### Your goal
In the listing below, locate the lines that hold "Language" and copy them.

### Data for this task

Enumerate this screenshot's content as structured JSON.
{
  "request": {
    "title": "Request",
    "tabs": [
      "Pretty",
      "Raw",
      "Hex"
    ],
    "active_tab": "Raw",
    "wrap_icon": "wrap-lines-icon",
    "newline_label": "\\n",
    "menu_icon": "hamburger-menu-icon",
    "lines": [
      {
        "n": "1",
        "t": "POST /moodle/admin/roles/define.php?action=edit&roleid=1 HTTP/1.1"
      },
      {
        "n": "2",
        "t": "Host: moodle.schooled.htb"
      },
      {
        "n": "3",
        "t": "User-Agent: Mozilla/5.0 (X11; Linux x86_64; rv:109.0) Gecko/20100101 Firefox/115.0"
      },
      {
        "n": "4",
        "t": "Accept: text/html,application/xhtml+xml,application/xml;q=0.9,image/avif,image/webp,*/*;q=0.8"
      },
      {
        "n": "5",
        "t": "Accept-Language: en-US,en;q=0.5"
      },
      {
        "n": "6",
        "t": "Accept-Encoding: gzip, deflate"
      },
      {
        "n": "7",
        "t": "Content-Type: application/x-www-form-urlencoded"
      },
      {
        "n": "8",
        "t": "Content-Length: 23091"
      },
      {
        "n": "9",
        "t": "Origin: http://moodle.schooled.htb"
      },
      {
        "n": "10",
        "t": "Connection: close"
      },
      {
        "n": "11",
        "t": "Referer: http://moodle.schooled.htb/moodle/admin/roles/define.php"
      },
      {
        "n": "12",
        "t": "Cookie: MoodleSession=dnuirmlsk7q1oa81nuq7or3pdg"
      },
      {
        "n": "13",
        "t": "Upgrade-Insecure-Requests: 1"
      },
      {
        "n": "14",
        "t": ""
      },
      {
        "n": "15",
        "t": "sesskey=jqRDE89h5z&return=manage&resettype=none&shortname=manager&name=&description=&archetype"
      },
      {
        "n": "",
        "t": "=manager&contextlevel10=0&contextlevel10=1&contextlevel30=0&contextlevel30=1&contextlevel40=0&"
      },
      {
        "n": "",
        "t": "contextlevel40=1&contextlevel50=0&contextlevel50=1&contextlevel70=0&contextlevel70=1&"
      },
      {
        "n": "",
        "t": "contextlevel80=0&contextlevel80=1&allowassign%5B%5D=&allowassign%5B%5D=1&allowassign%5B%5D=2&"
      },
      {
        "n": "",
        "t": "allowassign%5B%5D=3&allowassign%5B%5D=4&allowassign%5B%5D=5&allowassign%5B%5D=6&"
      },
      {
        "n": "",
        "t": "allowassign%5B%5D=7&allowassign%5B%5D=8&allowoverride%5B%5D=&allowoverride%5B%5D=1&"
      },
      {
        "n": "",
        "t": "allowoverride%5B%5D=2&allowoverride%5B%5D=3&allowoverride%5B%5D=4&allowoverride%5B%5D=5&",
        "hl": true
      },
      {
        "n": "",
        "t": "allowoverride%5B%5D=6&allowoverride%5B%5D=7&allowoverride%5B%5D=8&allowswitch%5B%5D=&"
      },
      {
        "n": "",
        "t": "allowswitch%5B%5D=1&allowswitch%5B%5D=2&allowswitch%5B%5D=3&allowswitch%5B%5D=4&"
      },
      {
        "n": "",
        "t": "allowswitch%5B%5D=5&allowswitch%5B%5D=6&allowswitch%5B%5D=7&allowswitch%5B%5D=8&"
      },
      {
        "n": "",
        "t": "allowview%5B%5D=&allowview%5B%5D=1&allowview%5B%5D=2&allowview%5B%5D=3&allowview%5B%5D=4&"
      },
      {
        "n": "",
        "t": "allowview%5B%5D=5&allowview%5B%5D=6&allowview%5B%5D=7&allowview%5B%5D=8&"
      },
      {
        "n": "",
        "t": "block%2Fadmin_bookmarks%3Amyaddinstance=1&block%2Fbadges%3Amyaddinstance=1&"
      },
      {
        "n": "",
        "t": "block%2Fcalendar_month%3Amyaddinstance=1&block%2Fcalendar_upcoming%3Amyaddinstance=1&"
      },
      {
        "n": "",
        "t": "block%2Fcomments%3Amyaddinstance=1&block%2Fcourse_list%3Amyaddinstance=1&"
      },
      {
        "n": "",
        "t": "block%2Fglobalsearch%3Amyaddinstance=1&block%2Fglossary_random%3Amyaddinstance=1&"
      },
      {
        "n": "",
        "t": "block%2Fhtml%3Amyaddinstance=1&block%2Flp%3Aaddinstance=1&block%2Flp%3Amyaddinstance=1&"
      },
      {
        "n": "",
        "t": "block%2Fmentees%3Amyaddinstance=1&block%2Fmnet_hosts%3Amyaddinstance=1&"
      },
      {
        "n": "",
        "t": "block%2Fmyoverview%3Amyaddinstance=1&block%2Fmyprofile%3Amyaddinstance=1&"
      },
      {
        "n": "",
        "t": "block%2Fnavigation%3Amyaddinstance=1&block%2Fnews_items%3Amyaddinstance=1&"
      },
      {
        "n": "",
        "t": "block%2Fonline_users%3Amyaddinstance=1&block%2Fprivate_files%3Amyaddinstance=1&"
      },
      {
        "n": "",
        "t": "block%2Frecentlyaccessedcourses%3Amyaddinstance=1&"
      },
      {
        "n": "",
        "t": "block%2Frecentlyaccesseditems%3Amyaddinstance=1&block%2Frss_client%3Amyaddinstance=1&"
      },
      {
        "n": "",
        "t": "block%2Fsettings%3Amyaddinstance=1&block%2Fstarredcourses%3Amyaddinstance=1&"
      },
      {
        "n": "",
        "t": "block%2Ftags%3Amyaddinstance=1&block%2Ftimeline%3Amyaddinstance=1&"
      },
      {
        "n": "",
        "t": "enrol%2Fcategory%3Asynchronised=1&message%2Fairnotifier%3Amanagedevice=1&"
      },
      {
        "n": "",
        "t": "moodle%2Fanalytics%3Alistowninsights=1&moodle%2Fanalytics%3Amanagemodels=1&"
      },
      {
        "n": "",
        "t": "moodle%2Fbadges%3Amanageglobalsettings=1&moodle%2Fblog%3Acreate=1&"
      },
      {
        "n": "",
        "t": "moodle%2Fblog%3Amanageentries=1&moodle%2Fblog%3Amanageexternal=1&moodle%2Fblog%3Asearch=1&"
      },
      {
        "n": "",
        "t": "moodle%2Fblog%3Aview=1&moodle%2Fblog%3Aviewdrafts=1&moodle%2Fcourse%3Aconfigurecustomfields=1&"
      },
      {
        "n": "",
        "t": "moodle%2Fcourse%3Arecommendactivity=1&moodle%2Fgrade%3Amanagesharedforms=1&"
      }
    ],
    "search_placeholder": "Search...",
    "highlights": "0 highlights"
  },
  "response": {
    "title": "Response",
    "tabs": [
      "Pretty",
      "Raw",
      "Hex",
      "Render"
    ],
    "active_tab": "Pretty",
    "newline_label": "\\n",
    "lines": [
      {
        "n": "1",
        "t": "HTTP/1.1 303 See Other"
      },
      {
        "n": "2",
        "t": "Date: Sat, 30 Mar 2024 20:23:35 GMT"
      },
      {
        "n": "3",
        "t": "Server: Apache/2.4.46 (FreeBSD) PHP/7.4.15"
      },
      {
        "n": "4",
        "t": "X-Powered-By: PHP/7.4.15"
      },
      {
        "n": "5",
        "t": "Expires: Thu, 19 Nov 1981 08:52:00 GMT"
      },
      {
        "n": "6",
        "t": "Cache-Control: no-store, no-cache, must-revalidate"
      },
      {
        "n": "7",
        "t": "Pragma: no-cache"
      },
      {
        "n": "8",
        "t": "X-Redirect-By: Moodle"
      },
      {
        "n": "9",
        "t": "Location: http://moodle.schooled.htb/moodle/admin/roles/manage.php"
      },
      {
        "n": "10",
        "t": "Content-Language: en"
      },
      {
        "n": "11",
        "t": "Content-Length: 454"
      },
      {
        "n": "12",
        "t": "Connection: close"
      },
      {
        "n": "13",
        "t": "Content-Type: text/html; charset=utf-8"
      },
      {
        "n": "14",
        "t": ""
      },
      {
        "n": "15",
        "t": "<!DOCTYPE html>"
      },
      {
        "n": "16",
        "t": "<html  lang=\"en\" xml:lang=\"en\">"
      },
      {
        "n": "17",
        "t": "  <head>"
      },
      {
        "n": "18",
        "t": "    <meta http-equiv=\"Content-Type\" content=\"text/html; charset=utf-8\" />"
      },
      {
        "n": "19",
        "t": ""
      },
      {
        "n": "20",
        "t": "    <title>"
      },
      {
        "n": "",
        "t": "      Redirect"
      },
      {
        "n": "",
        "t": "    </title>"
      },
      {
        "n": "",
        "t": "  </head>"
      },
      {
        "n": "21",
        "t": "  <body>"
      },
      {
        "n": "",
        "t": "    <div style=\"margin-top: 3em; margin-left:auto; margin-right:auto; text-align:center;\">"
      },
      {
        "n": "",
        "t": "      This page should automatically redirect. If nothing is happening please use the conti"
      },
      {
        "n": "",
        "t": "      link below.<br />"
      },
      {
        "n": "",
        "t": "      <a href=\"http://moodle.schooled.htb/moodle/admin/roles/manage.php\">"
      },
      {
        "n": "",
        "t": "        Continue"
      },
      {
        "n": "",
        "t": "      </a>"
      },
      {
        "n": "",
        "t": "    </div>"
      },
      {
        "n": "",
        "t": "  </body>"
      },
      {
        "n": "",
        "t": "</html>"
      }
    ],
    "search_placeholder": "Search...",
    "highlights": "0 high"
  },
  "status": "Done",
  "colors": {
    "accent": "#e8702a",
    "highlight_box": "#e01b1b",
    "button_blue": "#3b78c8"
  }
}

### Expected output
        "t": "Accept-Language: en-US,en;q=0.5"
        "t": "Content-Language: en"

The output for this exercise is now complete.